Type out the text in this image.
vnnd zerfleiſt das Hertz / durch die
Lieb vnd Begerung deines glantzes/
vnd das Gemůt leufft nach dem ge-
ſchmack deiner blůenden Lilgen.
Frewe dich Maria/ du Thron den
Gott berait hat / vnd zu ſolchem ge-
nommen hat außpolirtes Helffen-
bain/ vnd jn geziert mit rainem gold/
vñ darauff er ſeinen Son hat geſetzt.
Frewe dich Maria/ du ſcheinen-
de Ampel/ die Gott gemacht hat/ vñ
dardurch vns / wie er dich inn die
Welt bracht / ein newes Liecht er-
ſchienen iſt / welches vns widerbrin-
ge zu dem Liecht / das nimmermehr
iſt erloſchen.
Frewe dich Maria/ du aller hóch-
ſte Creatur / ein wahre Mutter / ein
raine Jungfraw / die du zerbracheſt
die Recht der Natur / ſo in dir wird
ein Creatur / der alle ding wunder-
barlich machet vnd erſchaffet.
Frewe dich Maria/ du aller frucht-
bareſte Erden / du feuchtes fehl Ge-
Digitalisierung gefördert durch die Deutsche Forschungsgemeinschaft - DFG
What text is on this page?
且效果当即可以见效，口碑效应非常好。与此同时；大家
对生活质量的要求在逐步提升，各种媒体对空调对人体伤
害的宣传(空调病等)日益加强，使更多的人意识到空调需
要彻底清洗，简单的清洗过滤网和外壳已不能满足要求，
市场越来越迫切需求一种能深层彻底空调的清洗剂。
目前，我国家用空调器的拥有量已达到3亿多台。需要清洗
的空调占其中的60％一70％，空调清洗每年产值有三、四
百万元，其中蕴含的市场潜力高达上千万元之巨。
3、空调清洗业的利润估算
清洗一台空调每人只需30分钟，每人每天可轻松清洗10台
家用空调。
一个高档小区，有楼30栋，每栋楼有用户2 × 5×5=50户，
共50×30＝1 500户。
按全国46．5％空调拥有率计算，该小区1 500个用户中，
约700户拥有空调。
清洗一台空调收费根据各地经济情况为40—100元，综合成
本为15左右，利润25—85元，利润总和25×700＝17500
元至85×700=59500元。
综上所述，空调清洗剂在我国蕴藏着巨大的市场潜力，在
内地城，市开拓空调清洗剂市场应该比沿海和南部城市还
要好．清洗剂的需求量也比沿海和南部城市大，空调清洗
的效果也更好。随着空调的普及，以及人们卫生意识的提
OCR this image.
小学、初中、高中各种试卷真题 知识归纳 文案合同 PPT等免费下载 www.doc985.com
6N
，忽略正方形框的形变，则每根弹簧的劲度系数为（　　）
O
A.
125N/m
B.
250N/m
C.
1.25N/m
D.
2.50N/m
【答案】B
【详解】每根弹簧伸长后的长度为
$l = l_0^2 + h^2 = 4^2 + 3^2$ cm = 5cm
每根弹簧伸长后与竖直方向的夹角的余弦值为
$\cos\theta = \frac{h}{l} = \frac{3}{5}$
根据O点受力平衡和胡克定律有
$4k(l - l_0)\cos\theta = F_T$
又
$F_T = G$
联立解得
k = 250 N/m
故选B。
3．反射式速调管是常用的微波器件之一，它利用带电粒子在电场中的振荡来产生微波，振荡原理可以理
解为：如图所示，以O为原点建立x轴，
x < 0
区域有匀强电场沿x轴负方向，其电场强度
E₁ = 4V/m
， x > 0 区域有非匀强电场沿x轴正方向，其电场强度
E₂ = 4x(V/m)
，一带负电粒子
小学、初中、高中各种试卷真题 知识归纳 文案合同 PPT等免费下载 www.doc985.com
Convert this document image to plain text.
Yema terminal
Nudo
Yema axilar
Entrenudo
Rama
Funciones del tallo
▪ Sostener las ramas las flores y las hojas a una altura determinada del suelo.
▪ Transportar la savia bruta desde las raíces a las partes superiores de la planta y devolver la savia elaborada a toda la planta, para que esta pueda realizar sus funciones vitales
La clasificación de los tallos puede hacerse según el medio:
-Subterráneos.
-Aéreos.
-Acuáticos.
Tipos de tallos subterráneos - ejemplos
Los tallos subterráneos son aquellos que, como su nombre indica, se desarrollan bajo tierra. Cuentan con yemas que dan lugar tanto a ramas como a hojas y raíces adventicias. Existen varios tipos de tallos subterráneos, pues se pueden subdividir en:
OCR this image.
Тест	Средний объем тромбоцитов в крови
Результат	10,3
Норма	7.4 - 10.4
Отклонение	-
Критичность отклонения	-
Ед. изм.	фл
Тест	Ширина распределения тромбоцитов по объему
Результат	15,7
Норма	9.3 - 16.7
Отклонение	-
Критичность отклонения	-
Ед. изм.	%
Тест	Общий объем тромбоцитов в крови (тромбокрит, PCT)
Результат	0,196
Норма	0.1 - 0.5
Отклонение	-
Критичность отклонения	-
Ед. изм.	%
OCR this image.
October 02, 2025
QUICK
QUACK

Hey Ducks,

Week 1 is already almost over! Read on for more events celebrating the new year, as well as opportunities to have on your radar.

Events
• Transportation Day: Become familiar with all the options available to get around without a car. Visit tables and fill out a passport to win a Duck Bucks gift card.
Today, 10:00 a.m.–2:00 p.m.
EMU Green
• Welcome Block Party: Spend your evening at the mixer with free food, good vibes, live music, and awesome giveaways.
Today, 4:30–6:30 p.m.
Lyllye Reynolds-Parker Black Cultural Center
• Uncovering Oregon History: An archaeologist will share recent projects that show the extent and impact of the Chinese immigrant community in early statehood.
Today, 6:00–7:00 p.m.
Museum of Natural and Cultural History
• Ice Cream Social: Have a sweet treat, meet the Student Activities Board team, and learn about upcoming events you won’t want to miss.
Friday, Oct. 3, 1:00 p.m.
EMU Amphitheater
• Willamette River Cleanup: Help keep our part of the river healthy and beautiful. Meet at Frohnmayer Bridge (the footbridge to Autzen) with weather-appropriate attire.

WHAT THE TASK ASKS:
Count every line above that holds the string "Liecht" and give the total, nothing more.

SOLVED PROBLEM:
2